> [Problem statement]: Which lines of the records contain "обучающихся"? Collect every one of them.

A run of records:
-- START --

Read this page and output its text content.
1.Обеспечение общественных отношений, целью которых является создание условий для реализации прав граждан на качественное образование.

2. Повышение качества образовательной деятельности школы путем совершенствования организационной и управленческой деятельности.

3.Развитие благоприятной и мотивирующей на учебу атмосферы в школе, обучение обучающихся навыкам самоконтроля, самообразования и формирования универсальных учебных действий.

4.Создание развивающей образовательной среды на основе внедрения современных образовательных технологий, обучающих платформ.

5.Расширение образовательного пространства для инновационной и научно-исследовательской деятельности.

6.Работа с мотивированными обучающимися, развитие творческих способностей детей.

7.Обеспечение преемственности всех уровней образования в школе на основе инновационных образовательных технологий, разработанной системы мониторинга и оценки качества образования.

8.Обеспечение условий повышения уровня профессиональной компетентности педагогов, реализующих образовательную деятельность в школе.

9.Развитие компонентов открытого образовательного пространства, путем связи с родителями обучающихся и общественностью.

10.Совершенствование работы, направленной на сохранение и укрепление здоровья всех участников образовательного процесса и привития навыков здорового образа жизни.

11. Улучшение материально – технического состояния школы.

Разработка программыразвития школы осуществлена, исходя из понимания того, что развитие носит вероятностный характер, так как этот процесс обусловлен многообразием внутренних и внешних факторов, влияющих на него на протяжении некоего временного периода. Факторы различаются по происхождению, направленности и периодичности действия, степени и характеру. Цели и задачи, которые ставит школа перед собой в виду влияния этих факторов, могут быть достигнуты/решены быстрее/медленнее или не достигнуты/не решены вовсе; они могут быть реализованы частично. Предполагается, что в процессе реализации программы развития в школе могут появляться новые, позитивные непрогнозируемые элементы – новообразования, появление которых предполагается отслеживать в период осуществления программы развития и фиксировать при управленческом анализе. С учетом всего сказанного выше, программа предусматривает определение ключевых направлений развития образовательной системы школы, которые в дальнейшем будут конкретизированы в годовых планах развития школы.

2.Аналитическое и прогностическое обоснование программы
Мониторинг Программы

-- END --
-- START --

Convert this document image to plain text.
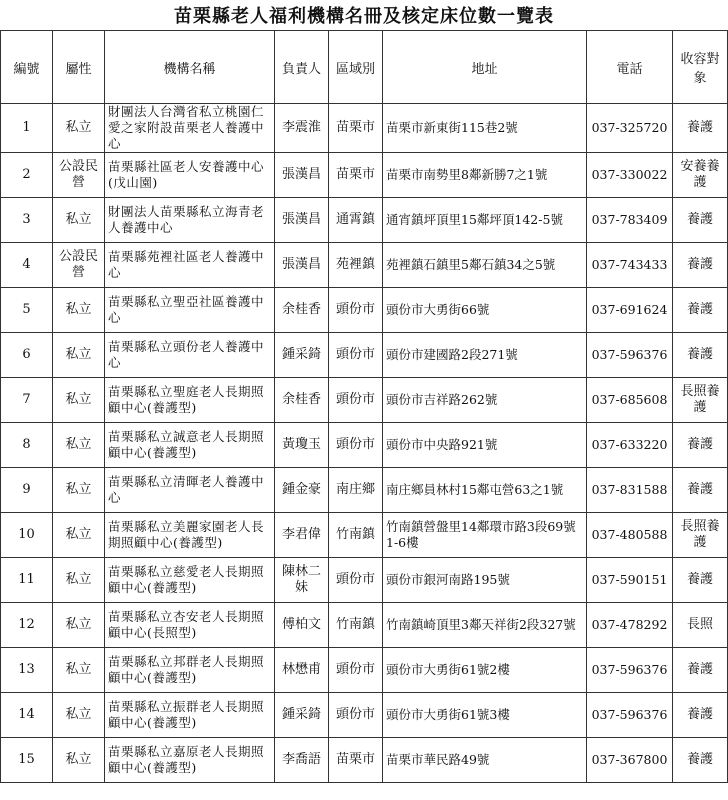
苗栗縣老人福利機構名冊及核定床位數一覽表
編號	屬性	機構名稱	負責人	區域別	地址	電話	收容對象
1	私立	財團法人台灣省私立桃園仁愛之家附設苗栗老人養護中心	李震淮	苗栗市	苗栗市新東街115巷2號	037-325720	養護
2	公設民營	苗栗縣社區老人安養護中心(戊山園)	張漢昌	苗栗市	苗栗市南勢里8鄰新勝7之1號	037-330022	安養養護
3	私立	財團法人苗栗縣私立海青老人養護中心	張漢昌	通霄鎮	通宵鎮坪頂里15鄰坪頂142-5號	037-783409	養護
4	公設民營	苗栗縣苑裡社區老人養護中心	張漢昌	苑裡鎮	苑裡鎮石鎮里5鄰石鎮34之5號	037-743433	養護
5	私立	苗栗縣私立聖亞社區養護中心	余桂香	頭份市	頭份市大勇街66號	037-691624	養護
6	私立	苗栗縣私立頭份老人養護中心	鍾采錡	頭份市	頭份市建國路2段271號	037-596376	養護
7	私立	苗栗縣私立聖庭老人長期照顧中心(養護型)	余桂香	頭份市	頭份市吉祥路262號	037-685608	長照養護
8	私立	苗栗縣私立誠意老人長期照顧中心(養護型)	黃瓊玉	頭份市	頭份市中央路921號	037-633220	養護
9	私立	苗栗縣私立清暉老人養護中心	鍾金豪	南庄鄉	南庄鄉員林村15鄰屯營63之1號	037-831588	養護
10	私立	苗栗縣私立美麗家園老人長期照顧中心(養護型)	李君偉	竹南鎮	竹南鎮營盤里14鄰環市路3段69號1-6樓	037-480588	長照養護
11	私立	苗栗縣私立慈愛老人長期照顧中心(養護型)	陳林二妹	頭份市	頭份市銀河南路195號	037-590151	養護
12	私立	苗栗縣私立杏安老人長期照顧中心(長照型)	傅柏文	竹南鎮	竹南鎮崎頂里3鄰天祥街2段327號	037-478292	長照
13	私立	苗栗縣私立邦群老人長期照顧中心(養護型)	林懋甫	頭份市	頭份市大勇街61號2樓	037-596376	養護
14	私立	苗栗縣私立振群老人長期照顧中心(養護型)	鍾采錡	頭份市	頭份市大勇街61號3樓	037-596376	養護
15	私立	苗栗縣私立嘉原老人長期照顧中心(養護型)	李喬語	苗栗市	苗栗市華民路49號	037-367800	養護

-- END --
-- START --

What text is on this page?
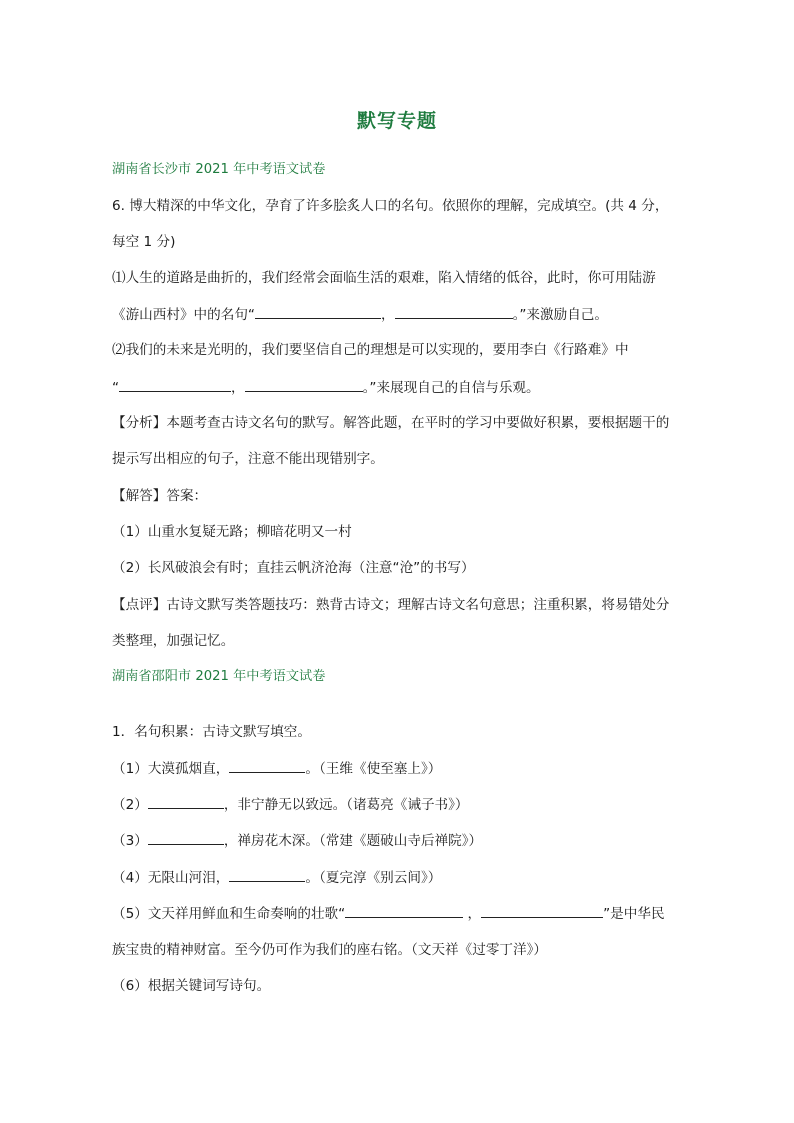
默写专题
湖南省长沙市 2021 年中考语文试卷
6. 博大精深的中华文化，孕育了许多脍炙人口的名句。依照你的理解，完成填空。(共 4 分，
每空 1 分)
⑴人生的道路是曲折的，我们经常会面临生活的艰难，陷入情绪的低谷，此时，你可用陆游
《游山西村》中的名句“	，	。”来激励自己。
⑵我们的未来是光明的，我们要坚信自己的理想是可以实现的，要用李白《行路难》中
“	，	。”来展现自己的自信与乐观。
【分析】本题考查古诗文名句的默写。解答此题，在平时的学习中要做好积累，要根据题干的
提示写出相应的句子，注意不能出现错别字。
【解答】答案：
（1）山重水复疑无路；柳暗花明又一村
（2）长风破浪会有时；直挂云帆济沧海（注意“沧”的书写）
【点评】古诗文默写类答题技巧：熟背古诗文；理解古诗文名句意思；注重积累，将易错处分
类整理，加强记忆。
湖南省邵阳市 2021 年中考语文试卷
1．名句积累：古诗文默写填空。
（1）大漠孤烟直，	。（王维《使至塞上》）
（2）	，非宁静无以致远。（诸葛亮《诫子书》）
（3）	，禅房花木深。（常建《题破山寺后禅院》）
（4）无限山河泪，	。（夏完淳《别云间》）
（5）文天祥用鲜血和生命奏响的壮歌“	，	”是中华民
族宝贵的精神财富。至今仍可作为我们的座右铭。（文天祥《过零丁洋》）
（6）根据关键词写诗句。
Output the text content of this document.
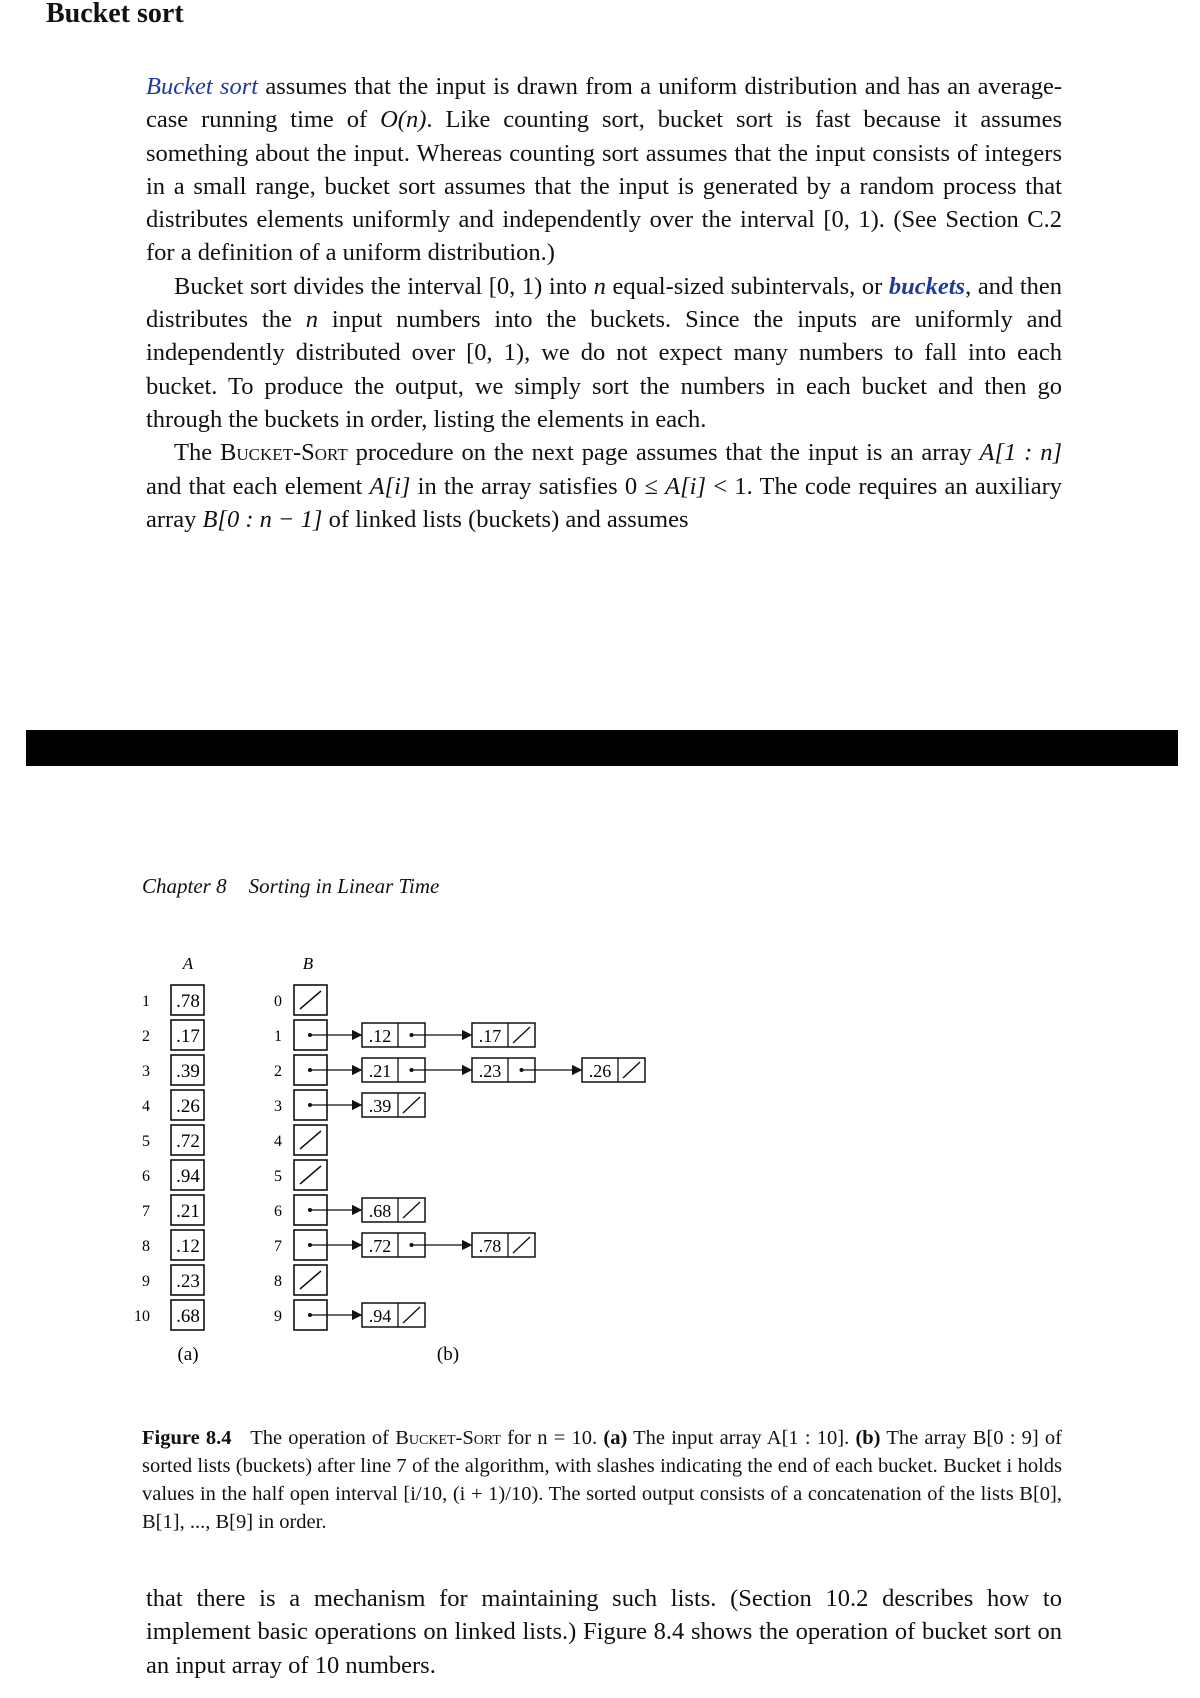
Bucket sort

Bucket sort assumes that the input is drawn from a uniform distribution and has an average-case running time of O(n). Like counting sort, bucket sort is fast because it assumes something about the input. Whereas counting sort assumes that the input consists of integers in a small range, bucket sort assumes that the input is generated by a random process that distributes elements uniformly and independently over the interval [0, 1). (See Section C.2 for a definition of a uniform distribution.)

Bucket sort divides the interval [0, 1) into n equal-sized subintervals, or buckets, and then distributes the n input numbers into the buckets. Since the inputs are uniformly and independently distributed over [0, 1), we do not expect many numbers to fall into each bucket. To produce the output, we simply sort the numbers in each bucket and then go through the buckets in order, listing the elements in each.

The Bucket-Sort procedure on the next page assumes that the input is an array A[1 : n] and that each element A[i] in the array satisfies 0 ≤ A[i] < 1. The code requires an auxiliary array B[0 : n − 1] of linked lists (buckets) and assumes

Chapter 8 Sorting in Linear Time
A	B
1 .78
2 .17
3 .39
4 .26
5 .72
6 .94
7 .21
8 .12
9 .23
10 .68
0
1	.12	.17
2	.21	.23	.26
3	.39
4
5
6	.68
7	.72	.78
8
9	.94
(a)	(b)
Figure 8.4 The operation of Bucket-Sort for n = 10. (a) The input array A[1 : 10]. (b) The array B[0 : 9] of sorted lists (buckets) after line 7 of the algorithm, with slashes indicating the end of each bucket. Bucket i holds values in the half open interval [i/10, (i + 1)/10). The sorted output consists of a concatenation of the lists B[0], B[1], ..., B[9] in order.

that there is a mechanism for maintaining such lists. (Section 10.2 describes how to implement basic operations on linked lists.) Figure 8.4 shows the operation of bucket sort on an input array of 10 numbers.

-- END --

> [Exercise result]:
3.Развитие благоприятной и мотивирующей на учебу атмосферы в школе, обучение обучающихся навыкам самоконтроля, самообразования и формирования универсальных учебных действий.
9.Развитие компонентов открытого образовательного пространства, путем связи с родителями обучающихся и общественностью.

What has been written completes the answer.